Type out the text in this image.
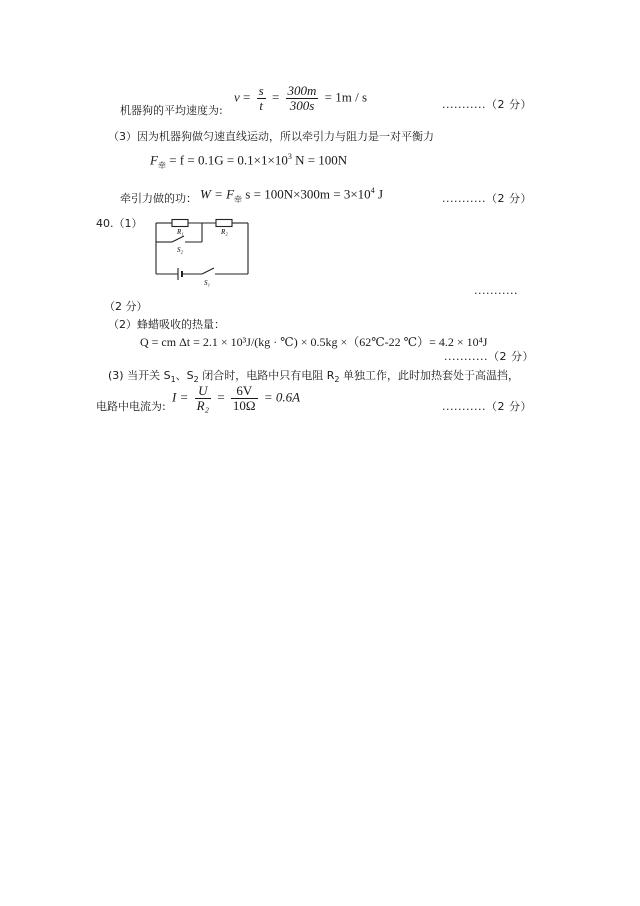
机器狗的平均速度为:
$v = \frac{s}{t} = \frac{300m}{300s} = 1m / s$
...........（2 分）
（3）因为机器狗做匀速直线运动，所以牵引力与阻力是一对平衡力
$F_牵 = f = 0.1G = 0.1\times 1\times 10^3$ N = 100N
牵引力做的功： $W = F_牵$ $s = 100N\times 300m = 3\times 10^4$ J	...........（2 分）
40.（1）
R₁	R₂
S₂
S₁
...........
（2 分）
（2）蜂蜡吸收的热量：
Q = cm Δt = 2.1 × 10³J/(kg · ℃) × 0.5kg ×（62℃-22 ℃）= 4.2 × 10⁴J
...........（2 分）
(3) 当开关 $S_1$、$S_2$ 闭合时，电路中只有电阻 $R_2$ 单独工作，此时加热套处于高温挡，
电路中电流为:
$I = \frac{U}{\text{R₂}} = \frac{6V}{10\Omega} = 0.6A$
...........（2 分）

Aim:
Filter the records above and return every line that holds the word "text".

Response for this exercise:
Type out the text in this image.
$I = \frac{U}{\text{R₂}} = \frac{6V}{10\Omega} = 0.6A$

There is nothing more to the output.